(Data for this exercise):
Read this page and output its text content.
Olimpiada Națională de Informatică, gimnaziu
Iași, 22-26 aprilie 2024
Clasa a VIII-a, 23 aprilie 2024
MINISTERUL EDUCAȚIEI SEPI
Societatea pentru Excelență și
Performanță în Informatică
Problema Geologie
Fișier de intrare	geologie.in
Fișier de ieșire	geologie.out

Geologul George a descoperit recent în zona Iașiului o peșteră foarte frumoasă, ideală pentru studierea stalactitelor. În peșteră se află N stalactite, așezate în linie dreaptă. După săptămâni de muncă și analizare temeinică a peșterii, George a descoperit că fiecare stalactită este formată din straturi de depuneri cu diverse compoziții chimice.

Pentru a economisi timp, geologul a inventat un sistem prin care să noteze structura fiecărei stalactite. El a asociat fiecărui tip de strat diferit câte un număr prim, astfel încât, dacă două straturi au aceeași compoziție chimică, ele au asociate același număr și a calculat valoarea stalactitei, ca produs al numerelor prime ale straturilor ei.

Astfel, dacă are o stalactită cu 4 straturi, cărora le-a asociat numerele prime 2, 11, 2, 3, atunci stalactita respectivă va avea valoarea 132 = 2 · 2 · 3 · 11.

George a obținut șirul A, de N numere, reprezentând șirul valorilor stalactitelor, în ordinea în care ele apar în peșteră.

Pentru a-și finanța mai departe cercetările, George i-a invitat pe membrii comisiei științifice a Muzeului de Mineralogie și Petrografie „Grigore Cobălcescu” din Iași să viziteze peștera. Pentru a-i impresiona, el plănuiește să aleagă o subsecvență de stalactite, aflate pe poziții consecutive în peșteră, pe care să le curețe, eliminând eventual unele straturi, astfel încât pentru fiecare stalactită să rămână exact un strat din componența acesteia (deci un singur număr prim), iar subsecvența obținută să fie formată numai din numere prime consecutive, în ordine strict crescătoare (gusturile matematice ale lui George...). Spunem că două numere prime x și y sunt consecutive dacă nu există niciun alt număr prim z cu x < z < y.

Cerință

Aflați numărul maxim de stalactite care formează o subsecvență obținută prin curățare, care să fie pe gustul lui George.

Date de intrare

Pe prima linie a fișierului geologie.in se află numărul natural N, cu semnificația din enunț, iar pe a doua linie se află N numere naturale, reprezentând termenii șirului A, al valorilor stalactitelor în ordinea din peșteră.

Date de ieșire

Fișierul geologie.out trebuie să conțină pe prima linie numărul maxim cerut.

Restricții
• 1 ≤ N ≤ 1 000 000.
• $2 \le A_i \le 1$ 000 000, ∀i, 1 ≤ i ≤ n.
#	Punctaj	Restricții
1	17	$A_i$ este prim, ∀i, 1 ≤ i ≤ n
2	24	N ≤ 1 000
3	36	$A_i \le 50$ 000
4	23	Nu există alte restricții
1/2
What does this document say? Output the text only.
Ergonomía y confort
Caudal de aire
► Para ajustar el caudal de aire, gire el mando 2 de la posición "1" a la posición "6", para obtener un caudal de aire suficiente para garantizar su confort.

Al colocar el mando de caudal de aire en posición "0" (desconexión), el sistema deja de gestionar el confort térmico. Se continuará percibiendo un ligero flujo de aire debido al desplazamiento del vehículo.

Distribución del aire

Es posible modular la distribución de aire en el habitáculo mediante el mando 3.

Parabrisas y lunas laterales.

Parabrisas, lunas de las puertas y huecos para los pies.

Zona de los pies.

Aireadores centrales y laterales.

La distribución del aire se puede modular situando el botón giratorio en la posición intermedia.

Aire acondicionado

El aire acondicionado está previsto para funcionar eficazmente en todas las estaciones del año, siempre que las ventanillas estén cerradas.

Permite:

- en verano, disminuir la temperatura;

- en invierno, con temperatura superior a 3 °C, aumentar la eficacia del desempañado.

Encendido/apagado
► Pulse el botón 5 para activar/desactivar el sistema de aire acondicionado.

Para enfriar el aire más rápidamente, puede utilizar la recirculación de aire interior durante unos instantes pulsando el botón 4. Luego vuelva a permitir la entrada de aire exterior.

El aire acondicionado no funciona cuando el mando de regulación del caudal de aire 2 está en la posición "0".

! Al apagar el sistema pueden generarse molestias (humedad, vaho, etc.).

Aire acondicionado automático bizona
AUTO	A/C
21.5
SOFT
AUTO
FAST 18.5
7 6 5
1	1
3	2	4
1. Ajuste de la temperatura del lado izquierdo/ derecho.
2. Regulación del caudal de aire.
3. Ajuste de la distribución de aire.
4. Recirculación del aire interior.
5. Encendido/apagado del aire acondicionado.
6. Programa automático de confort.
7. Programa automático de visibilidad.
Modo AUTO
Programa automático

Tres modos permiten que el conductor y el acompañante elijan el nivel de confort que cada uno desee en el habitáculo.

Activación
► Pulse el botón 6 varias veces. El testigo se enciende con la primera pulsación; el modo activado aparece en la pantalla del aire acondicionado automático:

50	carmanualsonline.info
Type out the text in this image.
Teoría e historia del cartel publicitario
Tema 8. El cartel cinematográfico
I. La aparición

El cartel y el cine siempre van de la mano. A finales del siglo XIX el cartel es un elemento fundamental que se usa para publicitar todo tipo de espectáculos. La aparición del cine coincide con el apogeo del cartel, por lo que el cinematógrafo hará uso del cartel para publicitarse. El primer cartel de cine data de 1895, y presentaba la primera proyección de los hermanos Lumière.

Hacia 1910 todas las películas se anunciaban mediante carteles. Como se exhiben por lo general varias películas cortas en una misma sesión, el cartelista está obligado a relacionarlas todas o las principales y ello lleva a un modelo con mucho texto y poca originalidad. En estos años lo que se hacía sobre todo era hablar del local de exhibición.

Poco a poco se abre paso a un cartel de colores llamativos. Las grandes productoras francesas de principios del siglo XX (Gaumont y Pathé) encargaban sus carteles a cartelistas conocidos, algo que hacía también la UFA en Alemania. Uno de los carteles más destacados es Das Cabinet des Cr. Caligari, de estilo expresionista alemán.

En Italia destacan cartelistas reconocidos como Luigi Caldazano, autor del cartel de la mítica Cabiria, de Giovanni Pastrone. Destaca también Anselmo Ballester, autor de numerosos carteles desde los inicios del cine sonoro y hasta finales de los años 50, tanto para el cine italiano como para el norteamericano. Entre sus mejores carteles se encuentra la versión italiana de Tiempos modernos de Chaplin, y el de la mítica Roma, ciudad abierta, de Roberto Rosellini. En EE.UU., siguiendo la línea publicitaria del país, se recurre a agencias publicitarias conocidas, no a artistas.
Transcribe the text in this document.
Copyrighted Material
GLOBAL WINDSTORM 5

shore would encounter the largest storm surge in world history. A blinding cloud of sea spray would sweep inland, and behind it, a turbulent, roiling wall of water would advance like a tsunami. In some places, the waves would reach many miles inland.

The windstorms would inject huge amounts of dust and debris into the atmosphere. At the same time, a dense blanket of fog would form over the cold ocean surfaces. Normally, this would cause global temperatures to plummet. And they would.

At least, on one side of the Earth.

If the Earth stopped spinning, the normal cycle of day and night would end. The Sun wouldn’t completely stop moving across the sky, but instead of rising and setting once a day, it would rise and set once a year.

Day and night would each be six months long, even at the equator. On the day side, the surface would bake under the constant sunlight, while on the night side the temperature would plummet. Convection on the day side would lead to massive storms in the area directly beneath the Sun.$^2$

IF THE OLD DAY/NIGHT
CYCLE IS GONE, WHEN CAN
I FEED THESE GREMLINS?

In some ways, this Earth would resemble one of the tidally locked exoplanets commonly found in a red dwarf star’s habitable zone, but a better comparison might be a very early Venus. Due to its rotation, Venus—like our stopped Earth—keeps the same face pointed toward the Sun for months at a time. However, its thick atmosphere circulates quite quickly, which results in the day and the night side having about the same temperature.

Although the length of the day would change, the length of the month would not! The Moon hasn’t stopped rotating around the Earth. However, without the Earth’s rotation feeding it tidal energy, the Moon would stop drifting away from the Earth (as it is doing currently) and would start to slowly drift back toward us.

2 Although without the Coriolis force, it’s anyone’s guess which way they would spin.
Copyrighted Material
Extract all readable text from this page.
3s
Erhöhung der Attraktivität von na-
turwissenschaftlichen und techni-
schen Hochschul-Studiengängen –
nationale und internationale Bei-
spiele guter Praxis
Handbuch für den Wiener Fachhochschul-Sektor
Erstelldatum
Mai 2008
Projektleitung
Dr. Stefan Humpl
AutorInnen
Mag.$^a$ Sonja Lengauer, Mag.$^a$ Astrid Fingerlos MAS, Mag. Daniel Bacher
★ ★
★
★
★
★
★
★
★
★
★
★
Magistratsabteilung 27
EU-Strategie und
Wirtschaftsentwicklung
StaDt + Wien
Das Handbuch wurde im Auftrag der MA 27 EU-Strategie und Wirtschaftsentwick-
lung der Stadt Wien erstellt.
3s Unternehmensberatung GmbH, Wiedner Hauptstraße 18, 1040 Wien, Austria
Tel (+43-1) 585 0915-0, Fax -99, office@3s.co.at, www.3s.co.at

(Written exercise): Using the entries above, return each line in which the word "apagado" occurs.

(Exercise response):
Encendido/apagado
5. Encendido/apagado del aire acondicionado.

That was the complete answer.